■ Given task ■
Copy each line that has the string "title" somewhere in it.

[Figure collection entries]
============

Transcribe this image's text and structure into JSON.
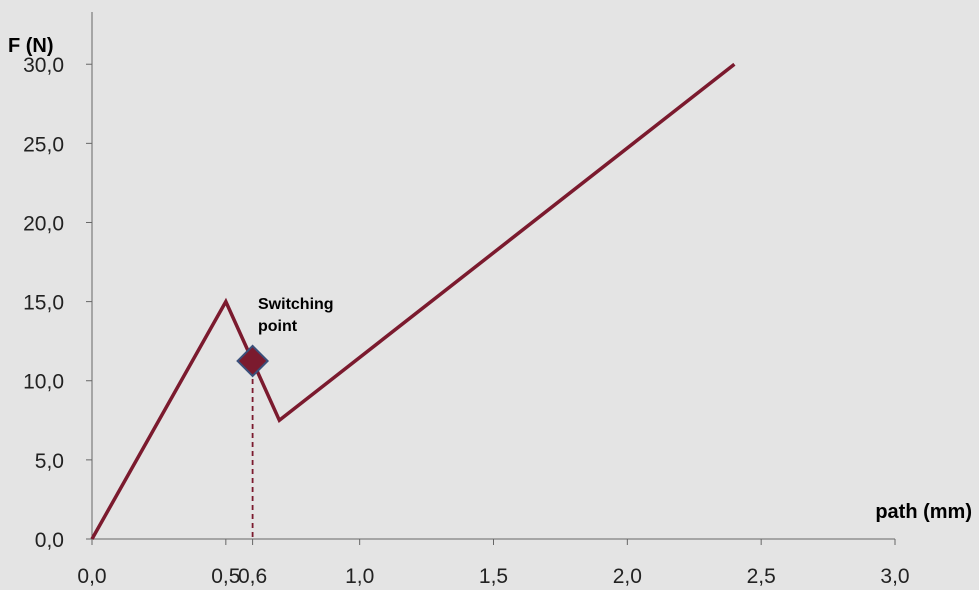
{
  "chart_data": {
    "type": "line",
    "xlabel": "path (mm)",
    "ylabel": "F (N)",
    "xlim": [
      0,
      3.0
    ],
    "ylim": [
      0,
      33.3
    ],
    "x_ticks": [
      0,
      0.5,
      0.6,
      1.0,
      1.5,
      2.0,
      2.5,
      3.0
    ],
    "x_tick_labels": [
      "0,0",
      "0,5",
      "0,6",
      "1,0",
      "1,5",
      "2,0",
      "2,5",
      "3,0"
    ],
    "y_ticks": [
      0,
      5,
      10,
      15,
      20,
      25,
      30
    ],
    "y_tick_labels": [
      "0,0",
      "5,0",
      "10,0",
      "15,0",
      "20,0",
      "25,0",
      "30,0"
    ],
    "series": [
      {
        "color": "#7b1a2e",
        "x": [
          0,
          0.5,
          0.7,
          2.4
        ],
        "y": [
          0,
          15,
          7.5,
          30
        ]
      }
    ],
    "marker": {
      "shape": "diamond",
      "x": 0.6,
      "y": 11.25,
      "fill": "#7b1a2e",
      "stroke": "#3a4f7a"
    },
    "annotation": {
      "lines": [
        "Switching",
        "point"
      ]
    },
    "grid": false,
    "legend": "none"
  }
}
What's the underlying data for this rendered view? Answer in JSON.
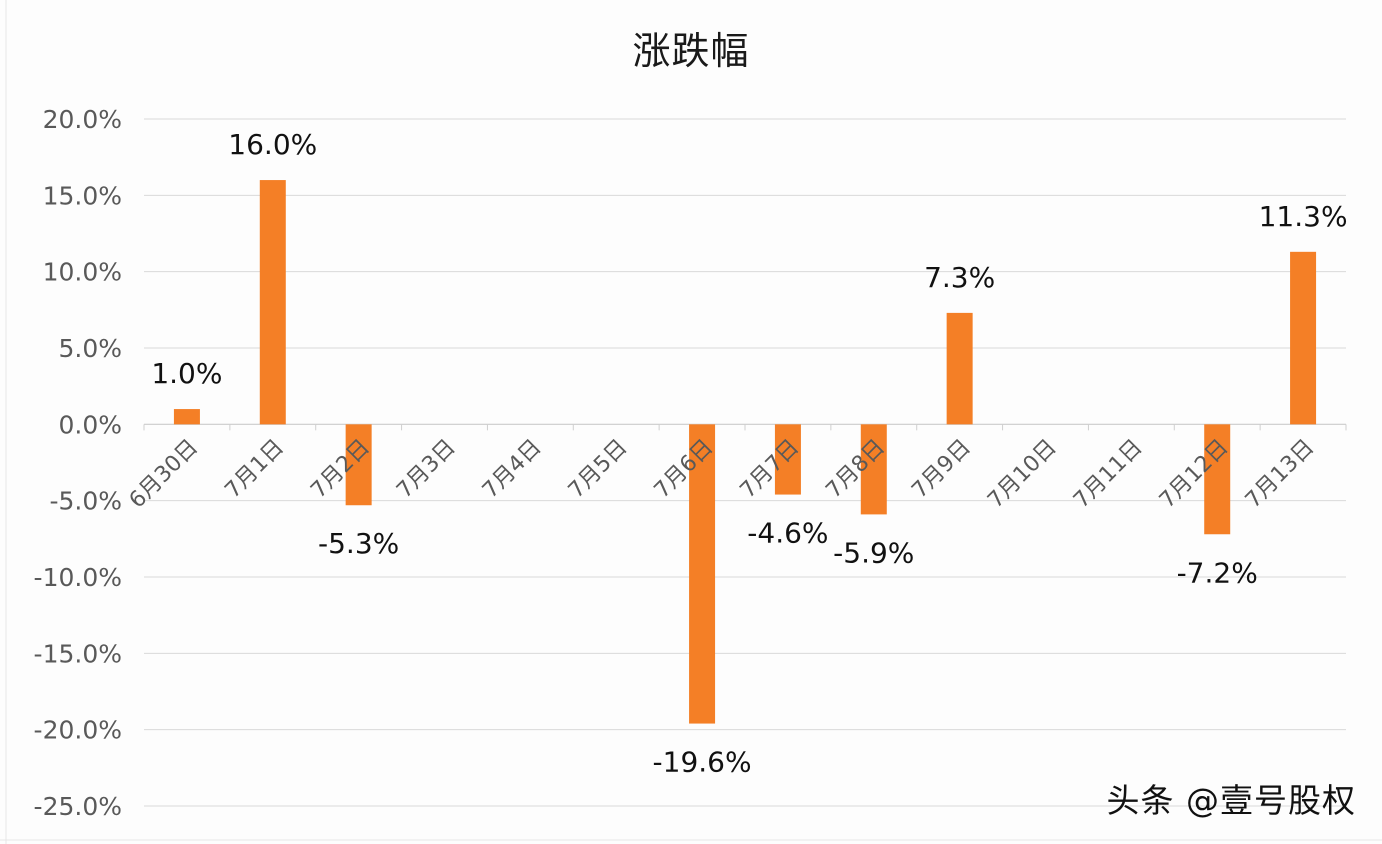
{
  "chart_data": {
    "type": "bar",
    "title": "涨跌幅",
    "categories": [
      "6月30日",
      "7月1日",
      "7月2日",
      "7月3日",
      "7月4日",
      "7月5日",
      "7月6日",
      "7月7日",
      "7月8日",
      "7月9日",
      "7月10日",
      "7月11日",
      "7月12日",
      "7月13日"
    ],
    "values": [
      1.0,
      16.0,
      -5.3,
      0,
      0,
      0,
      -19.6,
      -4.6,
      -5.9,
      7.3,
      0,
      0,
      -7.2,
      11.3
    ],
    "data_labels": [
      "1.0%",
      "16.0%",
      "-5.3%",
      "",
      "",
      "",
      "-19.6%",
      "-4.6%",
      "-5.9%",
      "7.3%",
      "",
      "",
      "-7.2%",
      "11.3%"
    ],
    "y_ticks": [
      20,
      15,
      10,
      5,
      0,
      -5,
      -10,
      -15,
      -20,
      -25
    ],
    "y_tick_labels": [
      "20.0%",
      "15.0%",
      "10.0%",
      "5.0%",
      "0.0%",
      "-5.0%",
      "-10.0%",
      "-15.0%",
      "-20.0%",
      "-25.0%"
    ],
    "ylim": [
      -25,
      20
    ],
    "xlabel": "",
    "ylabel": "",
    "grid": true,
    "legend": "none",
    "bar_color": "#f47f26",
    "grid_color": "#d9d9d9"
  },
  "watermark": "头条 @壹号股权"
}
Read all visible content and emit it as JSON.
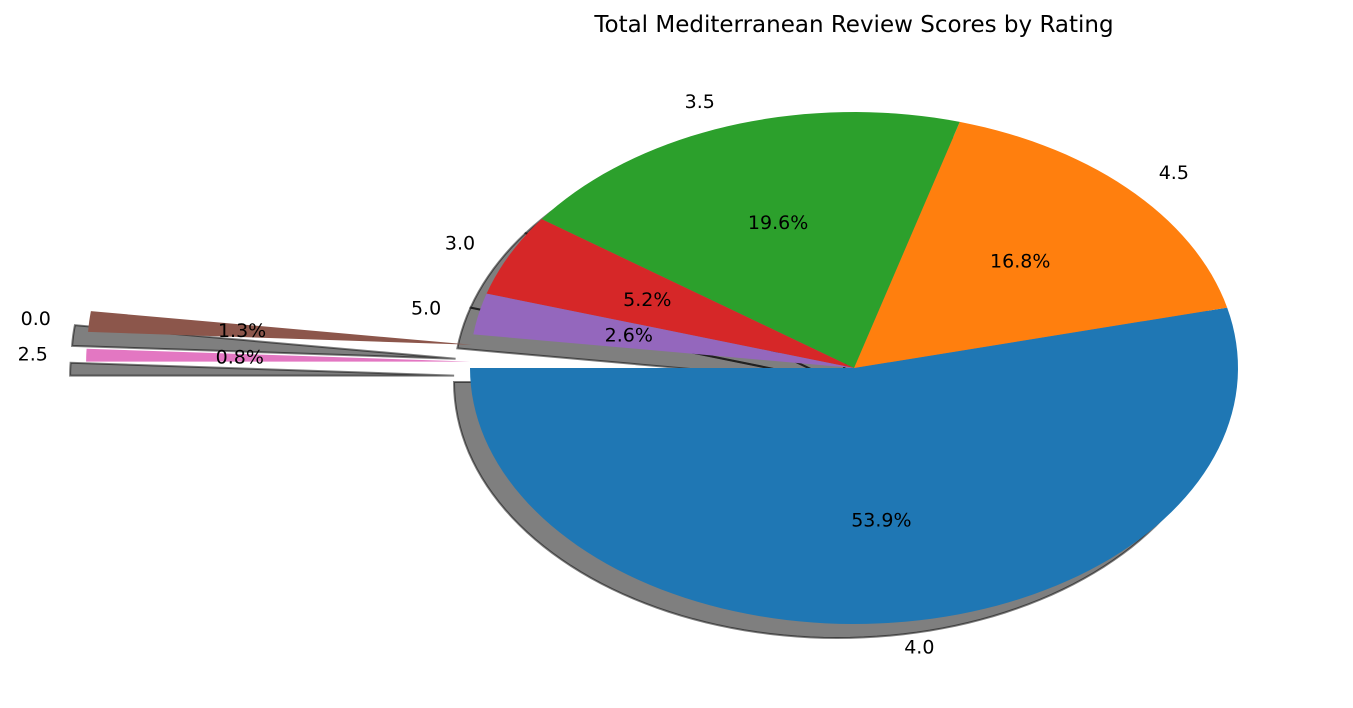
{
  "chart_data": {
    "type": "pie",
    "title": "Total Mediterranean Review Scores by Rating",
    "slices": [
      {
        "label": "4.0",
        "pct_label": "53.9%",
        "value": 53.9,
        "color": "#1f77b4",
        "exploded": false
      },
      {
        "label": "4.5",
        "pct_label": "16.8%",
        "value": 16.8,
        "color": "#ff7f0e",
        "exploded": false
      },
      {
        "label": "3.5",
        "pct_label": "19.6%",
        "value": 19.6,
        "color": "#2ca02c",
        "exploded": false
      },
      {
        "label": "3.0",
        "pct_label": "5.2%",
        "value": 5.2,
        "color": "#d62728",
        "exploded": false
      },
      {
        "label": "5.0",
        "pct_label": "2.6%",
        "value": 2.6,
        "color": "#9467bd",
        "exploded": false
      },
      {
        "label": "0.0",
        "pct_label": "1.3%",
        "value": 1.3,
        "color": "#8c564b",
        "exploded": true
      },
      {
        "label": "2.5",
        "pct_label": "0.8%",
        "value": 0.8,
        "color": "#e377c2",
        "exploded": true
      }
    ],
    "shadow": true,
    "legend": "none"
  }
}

============

■ Output of the exercise ■
    "title": "涨跌幅",
    "title": "Total Mediterranean Review Scores by Rating",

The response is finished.